▸ Extracted information:
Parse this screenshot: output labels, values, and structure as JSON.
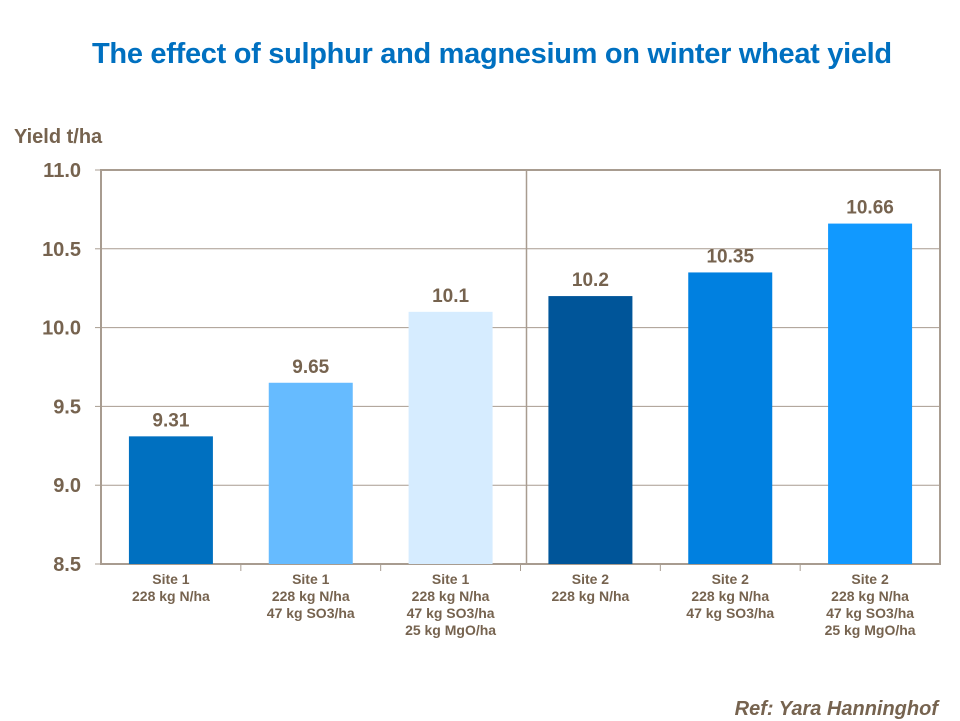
{
  "chart_data": {
    "type": "bar",
    "title": "The effect of sulphur and magnesium on winter wheat yield",
    "ylabel": "Yield t/ha",
    "xlabel": "",
    "ylim": [
      8.5,
      11.0
    ],
    "yticks": [
      "8.5",
      "9.0",
      "9.5",
      "10.0",
      "10.5",
      "11.0"
    ],
    "grid": true,
    "categories": [
      [
        "Site 1",
        "228 kg N/ha"
      ],
      [
        "Site 1",
        "228 kg N/ha",
        "47 kg SO3/ha"
      ],
      [
        "Site 1",
        "228 kg N/ha",
        "47 kg SO3/ha",
        "25 kg MgO/ha"
      ],
      [
        "Site 2",
        "228 kg N/ha"
      ],
      [
        "Site 2",
        "228 kg N/ha",
        "47 kg SO3/ha"
      ],
      [
        "Site 2",
        "228 kg N/ha",
        "47 kg SO3/ha",
        "25 kg MgO/ha"
      ]
    ],
    "values": [
      9.31,
      9.65,
      10.1,
      10.2,
      10.35,
      10.66
    ],
    "data_labels": [
      "9.31",
      "9.65",
      "10.1",
      "10.2",
      "10.35",
      "10.66"
    ],
    "colors": [
      "#0070C0",
      "#66BBFF",
      "#D6ECFF",
      "#005599",
      "#0080E0",
      "#1199FF"
    ],
    "separator_after_category": 3
  },
  "reference": "Ref: Yara Hanninghof",
  "colors": {
    "title": "#0070C0",
    "text": "#76634F",
    "axis": "#A89C90"
  }
}
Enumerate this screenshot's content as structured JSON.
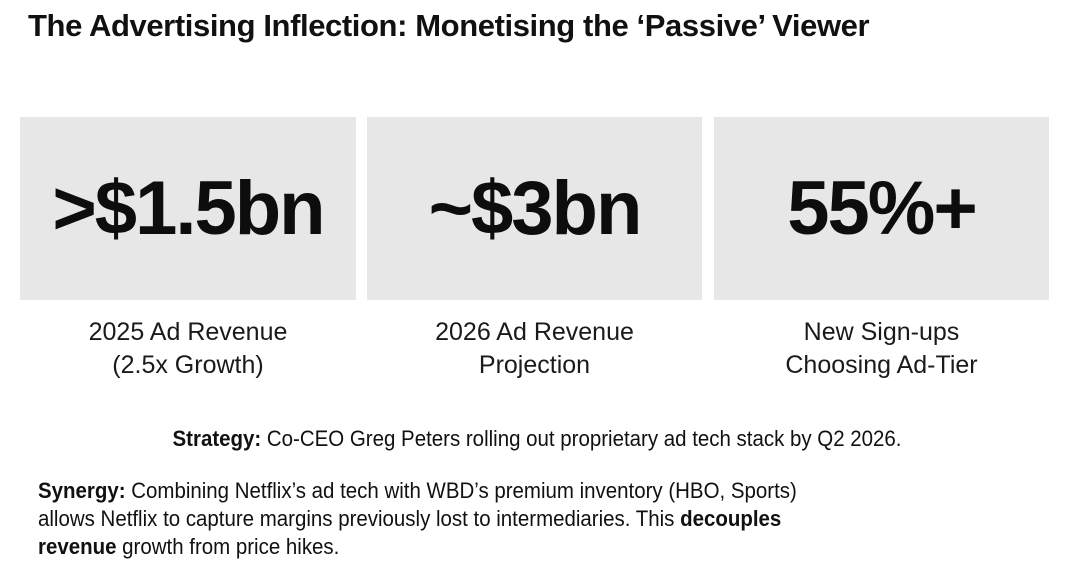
{
  "title": "The Advertising Inflection: Monetising the ‘Passive’ Viewer",
  "stats": [
    {
      "value": ">$1.5bn",
      "label_line1": "2025 Ad Revenue",
      "label_line2": "(2.5x Growth)"
    },
    {
      "value": "~$3bn",
      "label_line1": "2026 Ad Revenue",
      "label_line2": "Projection"
    },
    {
      "value": "55%+",
      "label_line1": "New Sign-ups",
      "label_line2": "Choosing Ad-Tier"
    }
  ],
  "strategy": {
    "label": "Strategy:",
    "text": " Co-CEO Greg Peters rolling out proprietary ad tech stack by Q2 2026."
  },
  "synergy": {
    "label": "Synergy:",
    "text_line1": " Combining Netflix’s ad tech with WBD’s premium inventory (HBO, Sports)",
    "text_line2": "allows Netflix to capture margins previously lost to intermediaries. This ",
    "bold_line2": "decouples",
    "bold_line3": "revenue",
    "text_line3": " growth from price hikes."
  }
}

▸ Short task: Transcribe the listing above verbatim. Omit the pictures.

▸ Response below:
Parse this screenshot: output labels, values, and structure as JSON.
{
  "chart_data": {
    "type": "bar",
    "title": "The effect of sulphur and magnesium on winter wheat yield",
    "ylabel": "Yield t/ha",
    "xlabel": "",
    "ylim": [
      8.5,
      11.0
    ],
    "yticks": [
      "8.5",
      "9.0",
      "9.5",
      "10.0",
      "10.5",
      "11.0"
    ],
    "grid": true,
    "categories": [
      [
        "Site 1",
        "228 kg N/ha"
      ],
      [
        "Site 1",
        "228 kg N/ha",
        "47 kg SO3/ha"
      ],
      [
        "Site 1",
        "228 kg N/ha",
        "47 kg SO3/ha",
        "25 kg MgO/ha"
      ],
      [
        "Site 2",
        "228 kg N/ha"
      ],
      [
        "Site 2",
        "228 kg N/ha",
        "47 kg SO3/ha"
      ],
      [
        "Site 2",
        "228 kg N/ha",
        "47 kg SO3/ha",
        "25 kg MgO/ha"
      ]
    ],
    "values": [
      9.31,
      9.65,
      10.1,
      10.2,
      10.35,
      10.66
    ],
    "data_labels": [
      "9.31",
      "9.65",
      "10.1",
      "10.2",
      "10.35",
      "10.66"
    ],
    "colors": [
      "#0070C0",
      "#66BBFF",
      "#D6ECFF",
      "#005599",
      "#0080E0",
      "#1199FF"
    ],
    "separator_after_category": 3
  },
  "reference": "Ref: Yara Hanninghof",
  "colors": {
    "title": "#0070C0",
    "text": "#76634F",
    "axis": "#A89C90"
  }
}
Enumerate this screenshot's content as structured JSON.
{
  "title": "The Advertising Inflection: Monetising the ‘Passive’ Viewer",
  "stats": [
    {
      "value": ">$1.5bn",
      "label_line1": "2025 Ad Revenue",
      "label_line2": "(2.5x Growth)"
    },
    {
      "value": "~$3bn",
      "label_line1": "2026 Ad Revenue",
      "label_line2": "Projection"
    },
    {
      "value": "55%+",
      "label_line1": "New Sign-ups",
      "label_line2": "Choosing Ad-Tier"
    }
  ],
  "strategy": {
    "label": "Strategy:",
    "text": " Co-CEO Greg Peters rolling out proprietary ad tech stack by Q2 2026."
  },
  "synergy": {
    "label": "Synergy:",
    "text_line1": " Combining Netflix’s ad tech with WBD’s premium inventory (HBO, Sports)",
    "text_line2": "allows Netflix to capture margins previously lost to intermediaries. This ",
    "bold_line2": "decouples",
    "bold_line3": "revenue",
    "text_line3": " growth from price hikes."
  }
}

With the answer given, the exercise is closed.